WHAT TO WORK ON -> Filter these entries, keeping only lines that hold the word "text".

EXTRACTED INFORMATION ->
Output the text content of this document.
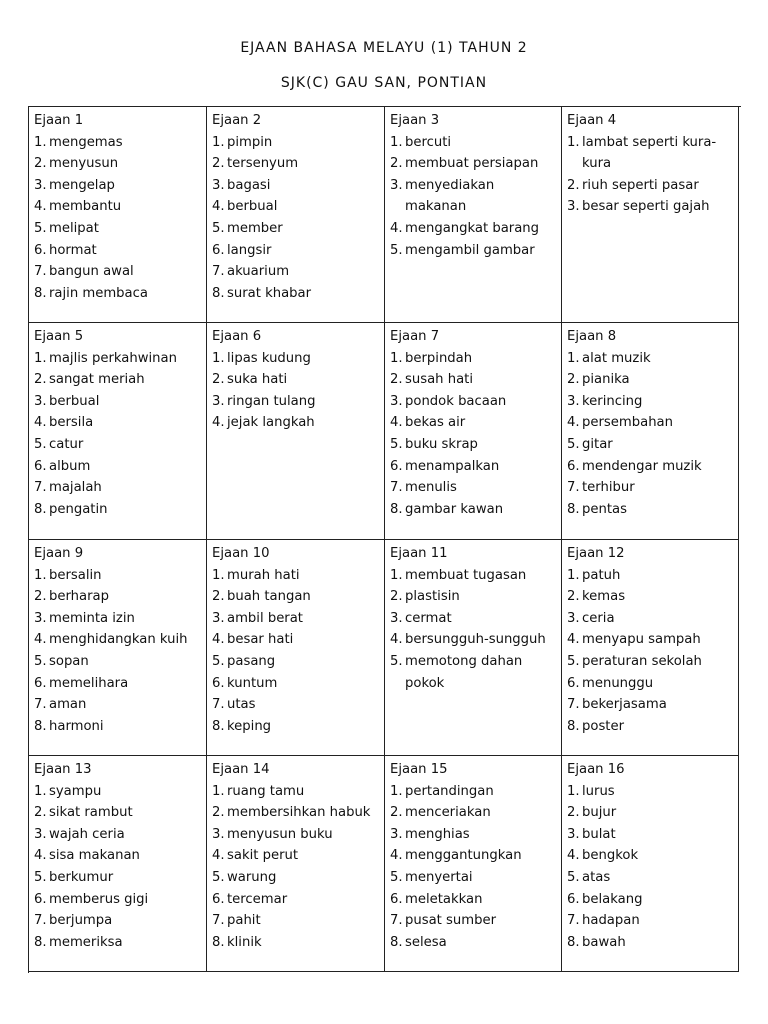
EJAAN BAHASA MELAYU (1) TAHUN 2
SJK(C) GAU SAN, PONTIAN
Ejaan 1
1. mengemas
2. menyusun
3. mengelap
4. membantu
5. melipat
6. hormat
7. bangun awal
8. rajin membaca
Ejaan 2
1. pimpin
2. tersenyum
3. bagasi
4. berbual
5. member
6. langsir
7. akuarium
8. surat khabar
Ejaan 3
1. bercuti
2. membuat persiapan
3. menyediakan makanan
4. mengangkat barang
5. mengambil gambar
Ejaan 4
1. lambat seperti kura-kura
2. riuh seperti pasar
3. besar seperti gajah
Ejaan 5
1. majlis perkahwinan
2. sangat meriah
3. berbual
4. bersila
5. catur
6. album
7. majalah
8. pengatin
Ejaan 6
1. lipas kudung
2. suka hati
3. ringan tulang
4. jejak langkah
Ejaan 7
1. berpindah
2. susah hati
3. pondok bacaan
4. bekas air
5. buku skrap
6. menampalkan
7. menulis
8. gambar kawan
Ejaan 8
1. alat muzik
2. pianika
3. kerincing
4. persembahan
5. gitar
6. mendengar muzik
7. terhibur
8. pentas
Ejaan 9
1. bersalin
2. berharap
3. meminta izin
4. menghidangkan kuih
5. sopan
6. memelihara
7. aman
8. harmoni
Ejaan 10
1. murah hati
2. buah tangan
3. ambil berat
4. besar hati
5. pasang
6. kuntum
7. utas
8. keping
Ejaan 11
1. membuat tugasan
2. plastisin
3. cermat
4. bersungguh-sungguh
5. memotong dahan pokok
Ejaan 12
1. patuh
2. kemas
3. ceria
4. menyapu sampah
5. peraturan sekolah
6. menunggu
7. bekerjasama
8. poster
Ejaan 13
1. syampu
2. sikat rambut
3. wajah ceria
4. sisa makanan
5. berkumur
6. memberus gigi
7. berjumpa
8. memeriksa
Ejaan 14
1. ruang tamu
2. membersihkan habuk
3. menyusun buku
4. sakit perut
5. warung
6. tercemar
7. pahit
8. klinik
Ejaan 15
1. pertandingan
2. menceriakan
3. menghias
4. menggantungkan
5. menyertai
6. meletakkan
7. pusat sumber
8. selesa
Ejaan 16
1. lurus
2. bujur
3. bulat
4. bengkok
5. atas
6. belakang
7. hadapan
8. bawah
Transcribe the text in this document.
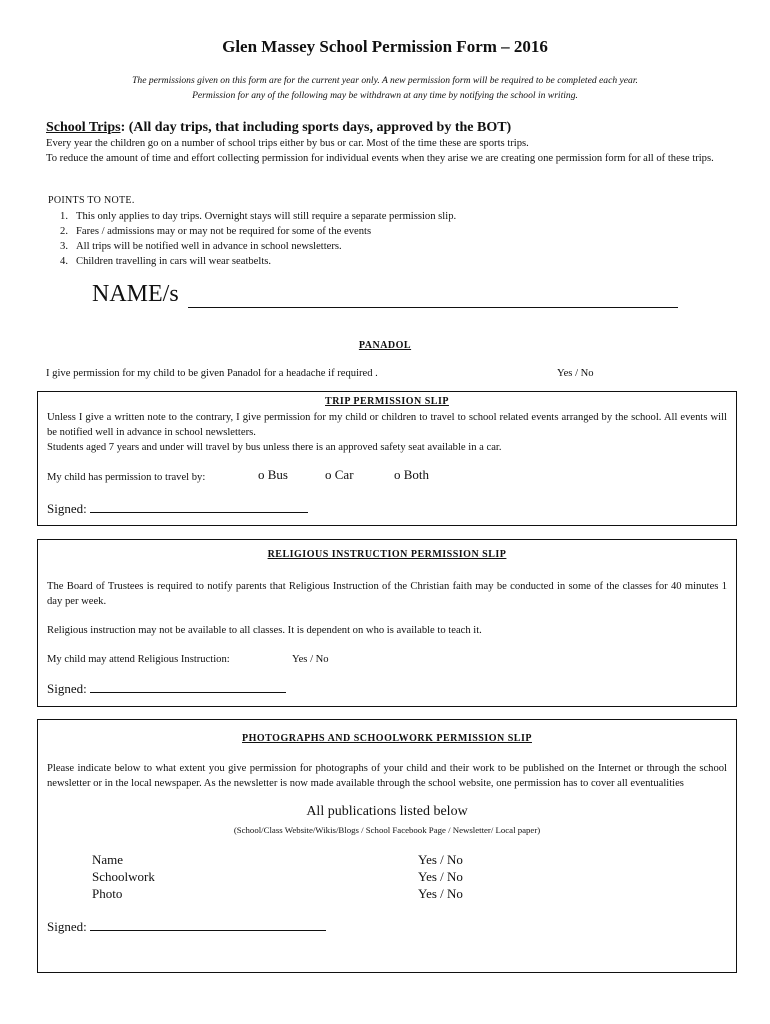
Glen Massey School Permission Form – 2016
The permissions given on this form are for the current year only. A new permission form will be required to be completed each year.
Permission for any of the following may be withdrawn at any time by notifying the school in writing.
School Trips: (All day trips, that including sports days, approved by the BOT)
Every year the children go on a number of school trips either by bus or car. Most of the time these are sports trips.
To reduce the amount of time and effort collecting permission for individual events when they arise we are creating one permission form for all of these trips.
POINTS TO NOTE.
1. This only applies to day trips. Overnight stays will still require a separate permission slip.
2. Fares / admissions may or may not be required for some of the events
3. All trips will be notified well in advance in school newsletters.
4. Children travelling in cars will wear seatbelts.
NAME/s
PANADOL
I give permission for my child to be given Panadol for a headache if required .	Yes / No
TRIP PERMISSION SLIP
Unless I give a written note to the contrary, I give permission for my child or children to travel to school related events arranged by the school. All events will be notified well in advance in school newsletters.
Students aged 7 years and under will travel by bus unless there is an approved safety seat available in a car.
My child has permission to travel by:	o Bus	o Car	o Both
Signed:
RELIGIOUS INSTRUCTION PERMISSION SLIP
The Board of Trustees is required to notify parents that Religious Instruction of the Christian faith may be conducted in some of the classes for 40 minutes 1 day per week.
Religious instruction may not be available to all classes. It is dependent on who is available to teach it.
My child may attend Religious Instruction:	Yes / No
Signed:
PHOTOGRAPHS AND SCHOOLWORK PERMISSION SLIP
Please indicate below to what extent you give permission for photographs of your child and their work to be published on the Internet or through the school newsletter or in the local newspaper. As the newsletter is now made available through the school website, one permission has to cover all eventualities
All publications listed below
(School/Class Website/Wikis/Blogs / School Facebook Page / Newsletter/ Local paper)
Name	Yes / No
Schoolwork	Yes / No
Photo	Yes / No
Signed:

WORKED SOLUTION ->
Output the text content of this document.
Transcribe the text in this document.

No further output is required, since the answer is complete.